START Dataset records
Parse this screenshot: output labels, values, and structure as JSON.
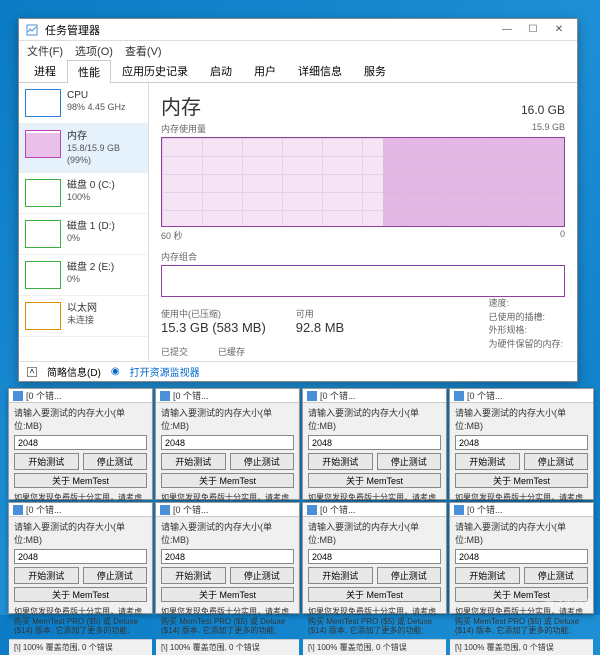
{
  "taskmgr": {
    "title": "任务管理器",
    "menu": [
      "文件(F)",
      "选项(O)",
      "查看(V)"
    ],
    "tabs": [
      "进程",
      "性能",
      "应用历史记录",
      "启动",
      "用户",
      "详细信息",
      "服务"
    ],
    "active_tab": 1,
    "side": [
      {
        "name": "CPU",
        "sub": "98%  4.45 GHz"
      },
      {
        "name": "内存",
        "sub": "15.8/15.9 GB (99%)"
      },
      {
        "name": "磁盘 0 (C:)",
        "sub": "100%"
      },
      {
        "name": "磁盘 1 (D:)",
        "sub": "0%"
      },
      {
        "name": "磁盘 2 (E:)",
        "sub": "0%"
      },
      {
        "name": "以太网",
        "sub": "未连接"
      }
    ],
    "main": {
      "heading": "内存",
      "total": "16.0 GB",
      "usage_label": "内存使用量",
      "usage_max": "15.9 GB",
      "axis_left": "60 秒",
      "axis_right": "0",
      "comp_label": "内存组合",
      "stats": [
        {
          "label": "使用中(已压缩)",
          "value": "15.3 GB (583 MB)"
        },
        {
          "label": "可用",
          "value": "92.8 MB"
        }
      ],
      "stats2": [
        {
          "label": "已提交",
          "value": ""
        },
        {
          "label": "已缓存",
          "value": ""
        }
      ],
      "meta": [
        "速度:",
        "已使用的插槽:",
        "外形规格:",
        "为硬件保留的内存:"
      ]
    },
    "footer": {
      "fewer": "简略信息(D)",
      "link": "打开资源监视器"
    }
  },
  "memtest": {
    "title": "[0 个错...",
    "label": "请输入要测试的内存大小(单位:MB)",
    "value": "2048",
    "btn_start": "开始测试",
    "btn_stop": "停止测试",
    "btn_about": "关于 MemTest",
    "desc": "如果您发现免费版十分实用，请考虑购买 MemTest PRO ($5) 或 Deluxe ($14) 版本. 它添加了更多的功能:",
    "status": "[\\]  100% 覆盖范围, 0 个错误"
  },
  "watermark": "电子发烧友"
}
END Dataset records
**What needs to be done**
From the listing, extract all text exactly as given and drop any picture.

**Expected answer**
Parse this screenshot: output labels, values, and structure as JSON.
{
  "taskmgr": {
    "title": "任务管理器",
    "menu": [
      "文件(F)",
      "选项(O)",
      "查看(V)"
    ],
    "tabs": [
      "进程",
      "性能",
      "应用历史记录",
      "启动",
      "用户",
      "详细信息",
      "服务"
    ],
    "active_tab": 1,
    "side": [
      {
        "name": "CPU",
        "sub": "98%  4.45 GHz"
      },
      {
        "name": "内存",
        "sub": "15.8/15.9 GB (99%)"
      },
      {
        "name": "磁盘 0 (C:)",
        "sub": "100%"
      },
      {
        "name": "磁盘 1 (D:)",
        "sub": "0%"
      },
      {
        "name": "磁盘 2 (E:)",
        "sub": "0%"
      },
      {
        "name": "以太网",
        "sub": "未连接"
      }
    ],
    "main": {
      "heading": "内存",
      "total": "16.0 GB",
      "usage_label": "内存使用量",
      "usage_max": "15.9 GB",
      "axis_left": "60 秒",
      "axis_right": "0",
      "comp_label": "内存组合",
      "stats": [
        {
          "label": "使用中(已压缩)",
          "value": "15.3 GB (583 MB)"
        },
        {
          "label": "可用",
          "value": "92.8 MB"
        }
      ],
      "stats2": [
        {
          "label": "已提交",
          "value": ""
        },
        {
          "label": "已缓存",
          "value": ""
        }
      ],
      "meta": [
        "速度:",
        "已使用的插槽:",
        "外形规格:",
        "为硬件保留的内存:"
      ]
    },
    "footer": {
      "fewer": "简略信息(D)",
      "link": "打开资源监视器"
    }
  },
  "memtest": {
    "title": "[0 个错...",
    "label": "请输入要测试的内存大小(单位:MB)",
    "value": "2048",
    "btn_start": "开始测试",
    "btn_stop": "停止测试",
    "btn_about": "关于 MemTest",
    "desc": "如果您发现免费版十分实用，请考虑购买 MemTest PRO ($5) 或 Deluxe ($14) 版本. 它添加了更多的功能:",
    "status": "[\\]  100% 覆盖范围, 0 个错误"
  },
  "watermark": "电子发烧友"
}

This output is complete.